Records from a data collection:

§

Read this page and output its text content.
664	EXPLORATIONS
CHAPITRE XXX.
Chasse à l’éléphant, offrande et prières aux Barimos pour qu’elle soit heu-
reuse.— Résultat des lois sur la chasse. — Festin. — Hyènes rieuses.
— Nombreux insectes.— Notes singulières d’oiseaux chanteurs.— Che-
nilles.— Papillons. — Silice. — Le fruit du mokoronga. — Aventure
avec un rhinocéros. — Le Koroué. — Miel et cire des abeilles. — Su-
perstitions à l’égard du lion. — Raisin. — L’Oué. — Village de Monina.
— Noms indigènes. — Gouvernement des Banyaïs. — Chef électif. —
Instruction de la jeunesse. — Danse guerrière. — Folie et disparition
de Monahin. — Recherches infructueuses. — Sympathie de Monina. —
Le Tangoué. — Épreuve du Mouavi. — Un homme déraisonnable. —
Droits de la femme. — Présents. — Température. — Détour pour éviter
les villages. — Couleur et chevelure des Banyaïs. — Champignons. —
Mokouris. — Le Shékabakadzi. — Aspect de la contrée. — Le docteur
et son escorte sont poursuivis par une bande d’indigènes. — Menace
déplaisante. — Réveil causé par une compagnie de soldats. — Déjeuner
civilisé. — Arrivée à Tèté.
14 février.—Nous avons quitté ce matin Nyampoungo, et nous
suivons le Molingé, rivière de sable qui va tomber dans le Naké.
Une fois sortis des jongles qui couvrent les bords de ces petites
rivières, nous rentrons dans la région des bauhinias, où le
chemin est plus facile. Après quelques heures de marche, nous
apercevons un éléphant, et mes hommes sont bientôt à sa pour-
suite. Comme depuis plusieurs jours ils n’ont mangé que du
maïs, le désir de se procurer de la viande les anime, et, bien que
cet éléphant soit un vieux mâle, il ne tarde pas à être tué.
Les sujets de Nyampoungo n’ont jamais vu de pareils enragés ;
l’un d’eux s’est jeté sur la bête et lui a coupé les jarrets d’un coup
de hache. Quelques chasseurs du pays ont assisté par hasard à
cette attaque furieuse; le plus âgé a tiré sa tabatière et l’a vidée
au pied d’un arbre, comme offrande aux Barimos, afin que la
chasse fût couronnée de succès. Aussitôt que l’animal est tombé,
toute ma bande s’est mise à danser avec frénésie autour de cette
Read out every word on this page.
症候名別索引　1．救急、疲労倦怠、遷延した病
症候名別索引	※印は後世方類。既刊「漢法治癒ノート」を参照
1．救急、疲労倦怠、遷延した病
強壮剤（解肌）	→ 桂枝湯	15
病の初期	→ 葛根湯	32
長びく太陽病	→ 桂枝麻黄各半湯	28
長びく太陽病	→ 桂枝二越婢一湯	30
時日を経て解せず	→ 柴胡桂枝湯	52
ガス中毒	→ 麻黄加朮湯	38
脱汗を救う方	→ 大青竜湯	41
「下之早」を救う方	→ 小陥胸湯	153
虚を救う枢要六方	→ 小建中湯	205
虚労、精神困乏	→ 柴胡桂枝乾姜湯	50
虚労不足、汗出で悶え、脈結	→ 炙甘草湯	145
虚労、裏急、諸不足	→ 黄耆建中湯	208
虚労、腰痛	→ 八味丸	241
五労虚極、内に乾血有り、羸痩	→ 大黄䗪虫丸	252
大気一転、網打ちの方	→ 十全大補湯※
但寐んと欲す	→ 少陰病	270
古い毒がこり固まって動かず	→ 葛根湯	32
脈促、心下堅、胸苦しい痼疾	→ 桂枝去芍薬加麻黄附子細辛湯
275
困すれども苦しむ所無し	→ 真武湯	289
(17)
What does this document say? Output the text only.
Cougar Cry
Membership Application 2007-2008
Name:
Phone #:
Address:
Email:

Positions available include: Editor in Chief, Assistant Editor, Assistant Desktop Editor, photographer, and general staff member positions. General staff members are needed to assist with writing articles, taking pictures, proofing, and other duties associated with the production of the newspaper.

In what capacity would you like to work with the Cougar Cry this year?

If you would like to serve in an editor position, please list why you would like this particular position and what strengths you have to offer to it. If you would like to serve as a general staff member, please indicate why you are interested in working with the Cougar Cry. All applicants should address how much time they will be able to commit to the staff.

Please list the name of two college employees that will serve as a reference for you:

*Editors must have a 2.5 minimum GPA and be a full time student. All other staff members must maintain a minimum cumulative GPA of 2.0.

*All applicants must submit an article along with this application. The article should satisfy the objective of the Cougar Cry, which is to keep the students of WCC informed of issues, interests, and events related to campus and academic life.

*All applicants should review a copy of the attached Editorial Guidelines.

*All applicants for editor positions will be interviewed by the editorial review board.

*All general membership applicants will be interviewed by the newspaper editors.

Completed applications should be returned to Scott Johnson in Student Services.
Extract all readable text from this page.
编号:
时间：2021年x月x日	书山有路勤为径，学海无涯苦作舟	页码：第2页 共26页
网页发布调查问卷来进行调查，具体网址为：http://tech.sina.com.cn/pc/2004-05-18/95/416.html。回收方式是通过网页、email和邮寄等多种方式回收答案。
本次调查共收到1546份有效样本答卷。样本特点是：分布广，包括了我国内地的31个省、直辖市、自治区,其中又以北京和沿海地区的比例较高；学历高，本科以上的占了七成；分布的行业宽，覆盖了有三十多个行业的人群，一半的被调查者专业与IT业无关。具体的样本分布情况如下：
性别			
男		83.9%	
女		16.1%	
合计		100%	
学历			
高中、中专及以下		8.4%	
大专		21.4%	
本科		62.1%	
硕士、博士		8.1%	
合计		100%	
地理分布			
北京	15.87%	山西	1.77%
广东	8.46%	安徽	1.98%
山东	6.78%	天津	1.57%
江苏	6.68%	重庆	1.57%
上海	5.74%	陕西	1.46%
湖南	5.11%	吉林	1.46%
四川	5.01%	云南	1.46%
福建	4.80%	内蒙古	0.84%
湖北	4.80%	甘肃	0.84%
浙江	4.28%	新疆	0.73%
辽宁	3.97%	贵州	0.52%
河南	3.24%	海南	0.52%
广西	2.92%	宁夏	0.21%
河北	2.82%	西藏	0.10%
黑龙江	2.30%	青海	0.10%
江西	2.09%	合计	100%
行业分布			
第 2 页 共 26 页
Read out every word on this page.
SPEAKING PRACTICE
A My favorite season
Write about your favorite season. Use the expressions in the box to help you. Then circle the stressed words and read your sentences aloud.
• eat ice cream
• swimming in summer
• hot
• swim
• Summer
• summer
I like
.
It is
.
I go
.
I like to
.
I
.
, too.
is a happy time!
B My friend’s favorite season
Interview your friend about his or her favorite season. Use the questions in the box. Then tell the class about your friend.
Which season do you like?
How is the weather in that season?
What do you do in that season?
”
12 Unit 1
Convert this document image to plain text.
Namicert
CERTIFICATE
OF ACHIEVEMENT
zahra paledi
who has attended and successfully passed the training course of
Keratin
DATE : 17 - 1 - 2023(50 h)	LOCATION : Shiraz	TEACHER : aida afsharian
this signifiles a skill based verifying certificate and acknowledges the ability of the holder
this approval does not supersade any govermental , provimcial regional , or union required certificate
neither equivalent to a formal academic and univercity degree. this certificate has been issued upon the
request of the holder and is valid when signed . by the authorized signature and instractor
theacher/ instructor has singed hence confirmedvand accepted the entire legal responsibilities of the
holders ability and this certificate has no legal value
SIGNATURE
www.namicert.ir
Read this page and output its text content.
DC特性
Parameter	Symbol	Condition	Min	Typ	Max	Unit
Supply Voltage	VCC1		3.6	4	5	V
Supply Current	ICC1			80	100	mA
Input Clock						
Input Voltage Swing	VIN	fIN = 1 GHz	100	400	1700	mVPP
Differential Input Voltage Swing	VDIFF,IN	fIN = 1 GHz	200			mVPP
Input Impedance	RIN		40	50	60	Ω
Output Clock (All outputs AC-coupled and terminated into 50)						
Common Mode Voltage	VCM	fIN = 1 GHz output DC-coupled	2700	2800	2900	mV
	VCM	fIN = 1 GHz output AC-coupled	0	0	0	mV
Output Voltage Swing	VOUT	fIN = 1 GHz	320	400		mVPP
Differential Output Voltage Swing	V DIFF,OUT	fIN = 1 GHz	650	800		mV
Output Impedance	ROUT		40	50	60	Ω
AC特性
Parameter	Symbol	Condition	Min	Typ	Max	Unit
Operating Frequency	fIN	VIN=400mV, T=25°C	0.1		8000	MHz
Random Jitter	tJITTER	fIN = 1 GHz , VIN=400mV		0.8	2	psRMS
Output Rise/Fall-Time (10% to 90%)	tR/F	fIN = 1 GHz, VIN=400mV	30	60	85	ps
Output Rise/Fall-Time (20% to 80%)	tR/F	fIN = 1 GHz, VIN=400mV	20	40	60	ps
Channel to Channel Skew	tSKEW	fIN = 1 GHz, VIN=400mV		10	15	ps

§

Directions for this task ::
Check each line of the records above for the string "your", and report every line that has it.

The reply ::
Write about your favorite season. Use the expressions in the box to help you. Then circle the stressed words and read your sentences aloud.
Interview your friend about his or her favorite season. Use the questions in the box. Then tell the class about your friend.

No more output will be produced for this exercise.